▸ **What is required**
In the listing below, locate the lines that hold the string "marker". Copy those lines.

▸ **Records for the task**
* * * *
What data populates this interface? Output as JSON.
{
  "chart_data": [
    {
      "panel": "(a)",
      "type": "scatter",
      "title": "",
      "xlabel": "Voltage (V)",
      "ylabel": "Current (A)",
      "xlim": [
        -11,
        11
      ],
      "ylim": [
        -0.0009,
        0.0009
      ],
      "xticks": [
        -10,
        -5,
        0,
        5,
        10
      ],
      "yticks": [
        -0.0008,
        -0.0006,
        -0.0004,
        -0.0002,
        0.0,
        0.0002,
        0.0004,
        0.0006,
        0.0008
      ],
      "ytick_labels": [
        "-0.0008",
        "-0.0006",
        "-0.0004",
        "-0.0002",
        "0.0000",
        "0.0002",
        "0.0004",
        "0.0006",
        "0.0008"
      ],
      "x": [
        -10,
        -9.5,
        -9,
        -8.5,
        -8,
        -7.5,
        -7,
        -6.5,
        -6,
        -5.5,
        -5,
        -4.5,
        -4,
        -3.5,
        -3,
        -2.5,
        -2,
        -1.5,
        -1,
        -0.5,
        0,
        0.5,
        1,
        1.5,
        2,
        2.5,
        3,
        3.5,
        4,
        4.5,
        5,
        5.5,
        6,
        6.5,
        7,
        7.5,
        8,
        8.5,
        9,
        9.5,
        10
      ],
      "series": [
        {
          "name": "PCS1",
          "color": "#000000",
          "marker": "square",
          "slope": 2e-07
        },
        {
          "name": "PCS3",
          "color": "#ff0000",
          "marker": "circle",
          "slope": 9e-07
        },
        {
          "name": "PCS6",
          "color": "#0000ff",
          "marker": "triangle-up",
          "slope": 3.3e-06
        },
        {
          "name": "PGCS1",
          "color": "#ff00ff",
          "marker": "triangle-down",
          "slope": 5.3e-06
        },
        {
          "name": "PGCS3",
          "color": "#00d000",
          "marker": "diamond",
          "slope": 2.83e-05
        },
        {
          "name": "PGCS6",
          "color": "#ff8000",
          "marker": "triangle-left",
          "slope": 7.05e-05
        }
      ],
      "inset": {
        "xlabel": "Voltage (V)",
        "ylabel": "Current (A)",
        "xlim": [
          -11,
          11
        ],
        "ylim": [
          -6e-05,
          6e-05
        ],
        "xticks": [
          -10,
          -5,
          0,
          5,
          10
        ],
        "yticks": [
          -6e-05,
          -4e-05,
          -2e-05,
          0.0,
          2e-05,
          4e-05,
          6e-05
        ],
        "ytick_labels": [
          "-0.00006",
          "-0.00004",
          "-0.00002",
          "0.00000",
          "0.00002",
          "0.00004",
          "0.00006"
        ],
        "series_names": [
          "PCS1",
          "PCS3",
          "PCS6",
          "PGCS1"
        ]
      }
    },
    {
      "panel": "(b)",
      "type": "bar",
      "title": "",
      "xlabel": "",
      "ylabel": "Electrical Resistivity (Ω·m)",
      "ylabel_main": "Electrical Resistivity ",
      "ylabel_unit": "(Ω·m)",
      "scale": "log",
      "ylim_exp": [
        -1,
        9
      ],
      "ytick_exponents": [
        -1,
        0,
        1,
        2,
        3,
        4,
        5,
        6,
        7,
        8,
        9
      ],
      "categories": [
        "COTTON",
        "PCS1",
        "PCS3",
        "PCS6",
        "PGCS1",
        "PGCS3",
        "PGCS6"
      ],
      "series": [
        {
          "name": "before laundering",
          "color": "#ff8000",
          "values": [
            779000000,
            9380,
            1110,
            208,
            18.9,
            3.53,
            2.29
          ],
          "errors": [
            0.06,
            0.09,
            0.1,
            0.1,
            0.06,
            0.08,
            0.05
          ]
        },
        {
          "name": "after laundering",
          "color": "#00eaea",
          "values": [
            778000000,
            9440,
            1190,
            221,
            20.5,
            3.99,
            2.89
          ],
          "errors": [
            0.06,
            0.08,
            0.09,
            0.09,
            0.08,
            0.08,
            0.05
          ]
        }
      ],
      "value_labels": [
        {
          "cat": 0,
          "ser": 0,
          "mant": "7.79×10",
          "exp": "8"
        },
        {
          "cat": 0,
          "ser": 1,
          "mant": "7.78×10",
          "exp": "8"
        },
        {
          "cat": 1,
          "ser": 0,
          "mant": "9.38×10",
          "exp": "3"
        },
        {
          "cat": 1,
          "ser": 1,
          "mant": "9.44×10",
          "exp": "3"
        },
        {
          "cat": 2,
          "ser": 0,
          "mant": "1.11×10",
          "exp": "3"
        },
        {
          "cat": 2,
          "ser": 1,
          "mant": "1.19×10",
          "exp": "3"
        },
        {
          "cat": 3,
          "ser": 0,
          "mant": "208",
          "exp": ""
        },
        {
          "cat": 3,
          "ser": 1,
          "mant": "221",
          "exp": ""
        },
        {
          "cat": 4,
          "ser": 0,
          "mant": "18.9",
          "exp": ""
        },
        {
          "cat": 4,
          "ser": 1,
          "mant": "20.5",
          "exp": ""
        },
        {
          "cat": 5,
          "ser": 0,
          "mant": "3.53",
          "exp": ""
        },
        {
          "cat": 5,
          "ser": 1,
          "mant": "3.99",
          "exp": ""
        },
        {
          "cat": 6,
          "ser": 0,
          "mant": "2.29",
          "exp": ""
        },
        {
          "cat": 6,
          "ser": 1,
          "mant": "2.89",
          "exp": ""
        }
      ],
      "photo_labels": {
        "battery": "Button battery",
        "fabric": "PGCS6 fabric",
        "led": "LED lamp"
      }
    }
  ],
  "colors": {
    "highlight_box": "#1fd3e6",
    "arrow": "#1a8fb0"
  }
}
* * * *
▸ **Response**
          "marker": "square",
          "marker": "circle",
          "marker": "triangle-up",
          "marker": "triangle-down",
          "marker": "diamond",
          "marker": "triangle-left",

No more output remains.